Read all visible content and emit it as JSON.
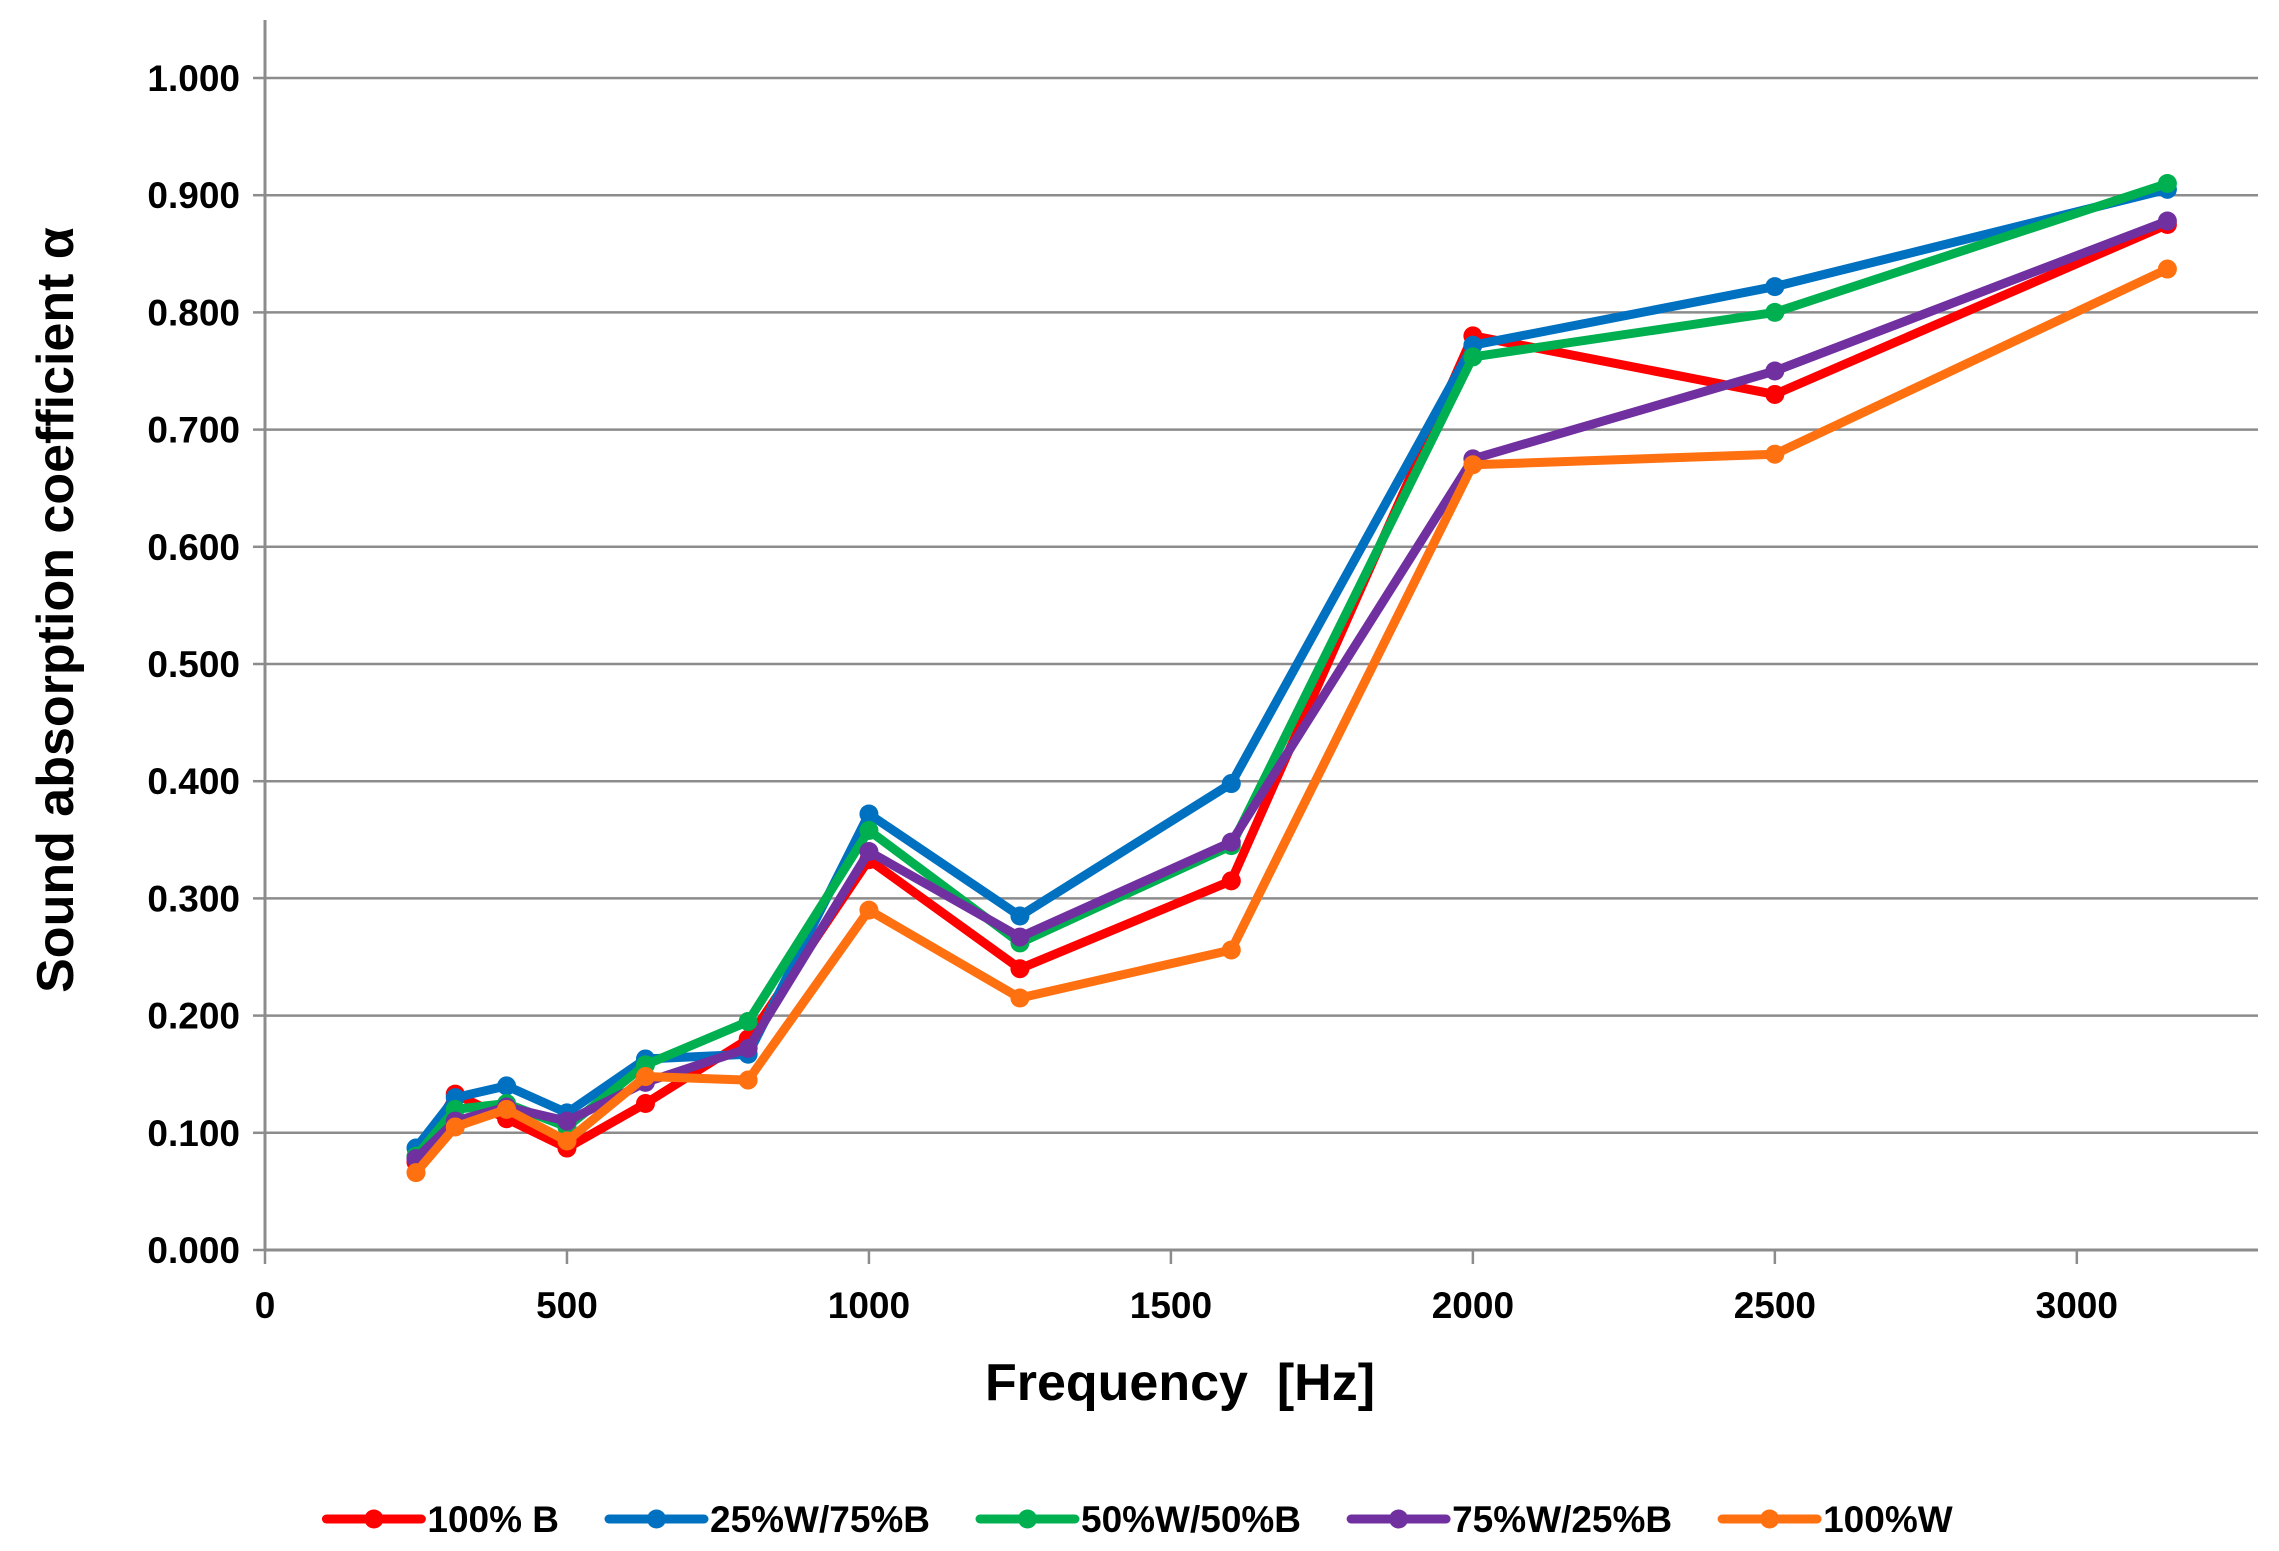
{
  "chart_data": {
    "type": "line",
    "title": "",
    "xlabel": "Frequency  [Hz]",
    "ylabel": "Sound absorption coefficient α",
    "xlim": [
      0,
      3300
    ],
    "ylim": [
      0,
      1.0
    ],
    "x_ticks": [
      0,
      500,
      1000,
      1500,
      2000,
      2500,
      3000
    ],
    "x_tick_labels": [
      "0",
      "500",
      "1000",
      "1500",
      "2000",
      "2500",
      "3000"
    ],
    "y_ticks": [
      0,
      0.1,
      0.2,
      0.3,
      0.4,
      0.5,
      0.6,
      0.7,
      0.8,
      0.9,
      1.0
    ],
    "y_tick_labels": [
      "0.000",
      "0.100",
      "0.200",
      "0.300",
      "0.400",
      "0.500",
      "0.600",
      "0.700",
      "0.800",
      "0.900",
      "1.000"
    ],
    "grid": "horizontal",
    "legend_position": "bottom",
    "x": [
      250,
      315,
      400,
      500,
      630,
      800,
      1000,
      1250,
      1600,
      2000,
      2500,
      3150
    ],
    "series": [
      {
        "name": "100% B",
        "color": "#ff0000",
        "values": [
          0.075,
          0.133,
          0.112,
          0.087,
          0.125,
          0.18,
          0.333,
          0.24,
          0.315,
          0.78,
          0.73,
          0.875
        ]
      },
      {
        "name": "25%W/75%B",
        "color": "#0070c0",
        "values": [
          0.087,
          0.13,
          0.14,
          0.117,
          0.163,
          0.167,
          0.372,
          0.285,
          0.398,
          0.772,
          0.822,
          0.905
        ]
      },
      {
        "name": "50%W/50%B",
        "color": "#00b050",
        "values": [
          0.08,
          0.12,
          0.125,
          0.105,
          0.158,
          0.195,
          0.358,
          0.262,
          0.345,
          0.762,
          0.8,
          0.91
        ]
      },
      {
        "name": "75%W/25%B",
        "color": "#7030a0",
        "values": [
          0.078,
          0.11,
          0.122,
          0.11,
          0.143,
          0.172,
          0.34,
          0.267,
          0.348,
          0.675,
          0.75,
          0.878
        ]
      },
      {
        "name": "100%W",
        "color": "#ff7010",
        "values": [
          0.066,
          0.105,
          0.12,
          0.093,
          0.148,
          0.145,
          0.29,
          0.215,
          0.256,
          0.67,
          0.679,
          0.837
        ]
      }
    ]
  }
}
####################
=== OBJECTIVE ===
Scan the entries above and work out how many lines include the word "color"; the reply is that number alone.

=== WRITTEN ANSWER ===
5